Omit every picture and output the rest of the records exactly as they are.

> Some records
>> Begin

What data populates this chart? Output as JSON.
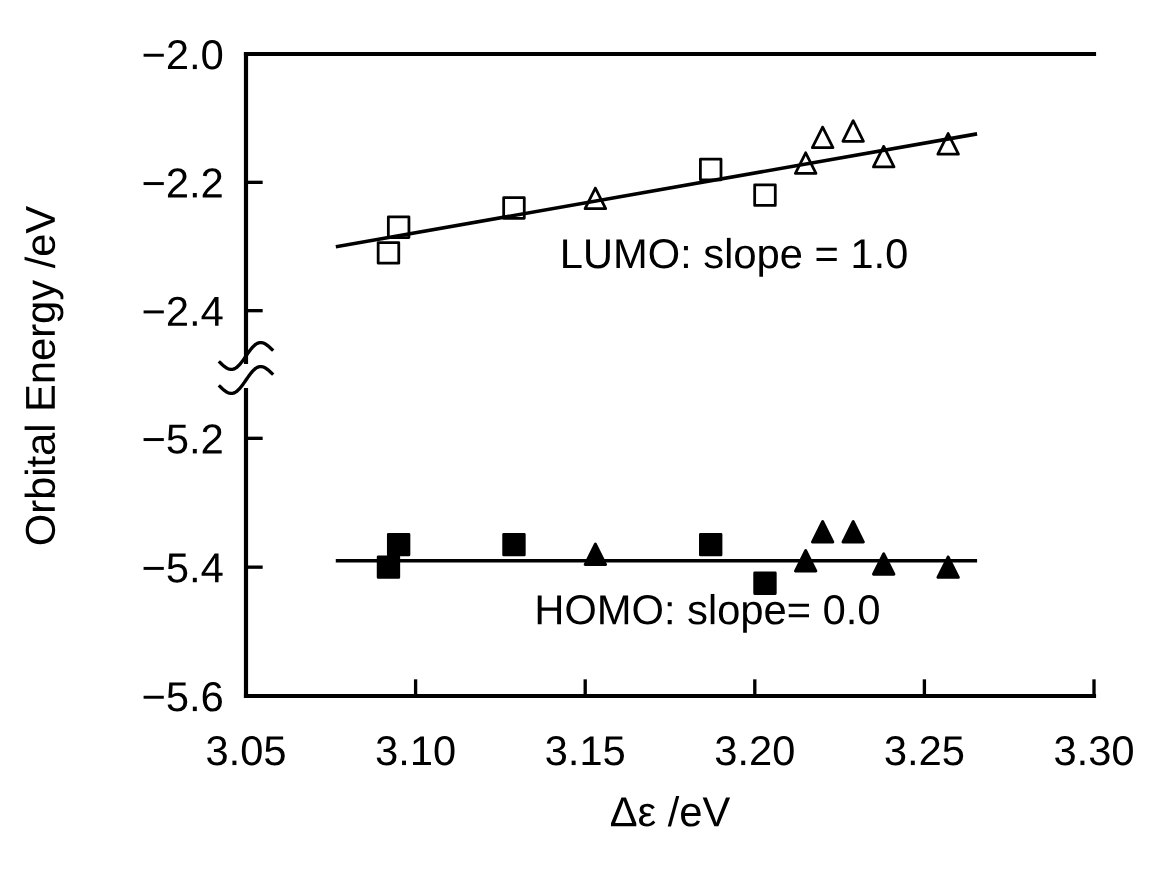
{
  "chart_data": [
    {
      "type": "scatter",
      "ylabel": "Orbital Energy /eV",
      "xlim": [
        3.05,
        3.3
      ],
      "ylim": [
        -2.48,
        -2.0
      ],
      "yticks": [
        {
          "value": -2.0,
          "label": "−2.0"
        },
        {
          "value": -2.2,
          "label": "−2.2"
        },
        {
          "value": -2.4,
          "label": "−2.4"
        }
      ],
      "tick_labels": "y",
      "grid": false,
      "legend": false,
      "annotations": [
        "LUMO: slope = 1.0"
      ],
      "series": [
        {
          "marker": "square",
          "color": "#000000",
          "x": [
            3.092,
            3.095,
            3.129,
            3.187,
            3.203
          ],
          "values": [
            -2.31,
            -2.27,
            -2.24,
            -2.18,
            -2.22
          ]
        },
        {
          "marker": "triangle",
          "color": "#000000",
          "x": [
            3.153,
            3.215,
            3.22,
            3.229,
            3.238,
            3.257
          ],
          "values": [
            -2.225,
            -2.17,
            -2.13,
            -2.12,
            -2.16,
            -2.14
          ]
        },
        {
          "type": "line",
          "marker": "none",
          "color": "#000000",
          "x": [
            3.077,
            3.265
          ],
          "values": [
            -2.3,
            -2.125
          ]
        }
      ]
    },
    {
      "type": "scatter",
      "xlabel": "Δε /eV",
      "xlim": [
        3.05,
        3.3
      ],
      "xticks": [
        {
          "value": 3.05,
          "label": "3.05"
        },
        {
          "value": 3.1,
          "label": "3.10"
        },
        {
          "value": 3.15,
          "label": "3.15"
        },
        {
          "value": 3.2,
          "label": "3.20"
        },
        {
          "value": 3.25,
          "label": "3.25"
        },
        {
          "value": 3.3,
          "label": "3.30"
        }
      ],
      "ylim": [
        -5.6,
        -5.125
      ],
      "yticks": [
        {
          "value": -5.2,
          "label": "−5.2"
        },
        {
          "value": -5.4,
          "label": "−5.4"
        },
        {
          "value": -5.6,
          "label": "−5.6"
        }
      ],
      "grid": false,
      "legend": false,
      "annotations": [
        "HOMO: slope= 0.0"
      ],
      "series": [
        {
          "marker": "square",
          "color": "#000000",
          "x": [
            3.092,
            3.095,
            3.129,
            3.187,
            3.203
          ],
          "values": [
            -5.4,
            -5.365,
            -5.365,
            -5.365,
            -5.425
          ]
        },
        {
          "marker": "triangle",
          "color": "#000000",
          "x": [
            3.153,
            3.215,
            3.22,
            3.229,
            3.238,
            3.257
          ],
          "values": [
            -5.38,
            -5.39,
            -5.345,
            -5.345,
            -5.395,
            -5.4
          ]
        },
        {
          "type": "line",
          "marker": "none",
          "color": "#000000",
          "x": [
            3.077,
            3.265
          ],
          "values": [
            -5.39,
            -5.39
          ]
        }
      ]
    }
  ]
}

>> End

> CORRECT ANSWER
What data populates this chart? Output as JSON.
{
  "chart_data": [
    {
      "type": "scatter",
      "ylabel": "Orbital Energy /eV",
      "xlim": [
        3.05,
        3.3
      ],
      "ylim": [
        -2.48,
        -2.0
      ],
      "yticks": [
        {
          "value": -2.0,
          "label": "−2.0"
        },
        {
          "value": -2.2,
          "label": "−2.2"
        },
        {
          "value": -2.4,
          "label": "−2.4"
        }
      ],
      "tick_labels": "y",
      "grid": false,
      "legend": false,
      "annotations": [
        "LUMO: slope = 1.0"
      ],
      "series": [
        {
          "marker": "square",
          "color": "#000000",
          "x": [
            3.092,
            3.095,
            3.129,
            3.187,
            3.203
          ],
          "values": [
            -2.31,
            -2.27,
            -2.24,
            -2.18,
            -2.22
          ]
        },
        {
          "marker": "triangle",
          "color": "#000000",
          "x": [
            3.153,
            3.215,
            3.22,
            3.229,
            3.238,
            3.257
          ],
          "values": [
            -2.225,
            -2.17,
            -2.13,
            -2.12,
            -2.16,
            -2.14
          ]
        },
        {
          "type": "line",
          "marker": "none",
          "color": "#000000",
          "x": [
            3.077,
            3.265
          ],
          "values": [
            -2.3,
            -2.125
          ]
        }
      ]
    },
    {
      "type": "scatter",
      "xlabel": "Δε /eV",
      "xlim": [
        3.05,
        3.3
      ],
      "xticks": [
        {
          "value": 3.05,
          "label": "3.05"
        },
        {
          "value": 3.1,
          "label": "3.10"
        },
        {
          "value": 3.15,
          "label": "3.15"
        },
        {
          "value": 3.2,
          "label": "3.20"
        },
        {
          "value": 3.25,
          "label": "3.25"
        },
        {
          "value": 3.3,
          "label": "3.30"
        }
      ],
      "ylim": [
        -5.6,
        -5.125
      ],
      "yticks": [
        {
          "value": -5.2,
          "label": "−5.2"
        },
        {
          "value": -5.4,
          "label": "−5.4"
        },
        {
          "value": -5.6,
          "label": "−5.6"
        }
      ],
      "grid": false,
      "legend": false,
      "annotations": [
        "HOMO: slope= 0.0"
      ],
      "series": [
        {
          "marker": "square",
          "color": "#000000",
          "x": [
            3.092,
            3.095,
            3.129,
            3.187,
            3.203
          ],
          "values": [
            -5.4,
            -5.365,
            -5.365,
            -5.365,
            -5.425
          ]
        },
        {
          "marker": "triangle",
          "color": "#000000",
          "x": [
            3.153,
            3.215,
            3.22,
            3.229,
            3.238,
            3.257
          ],
          "values": [
            -5.38,
            -5.39,
            -5.345,
            -5.345,
            -5.395,
            -5.4
          ]
        },
        {
          "type": "line",
          "marker": "none",
          "color": "#000000",
          "x": [
            3.077,
            3.265
          ],
          "values": [
            -5.39,
            -5.39
          ]
        }
      ]
    }
  ]
}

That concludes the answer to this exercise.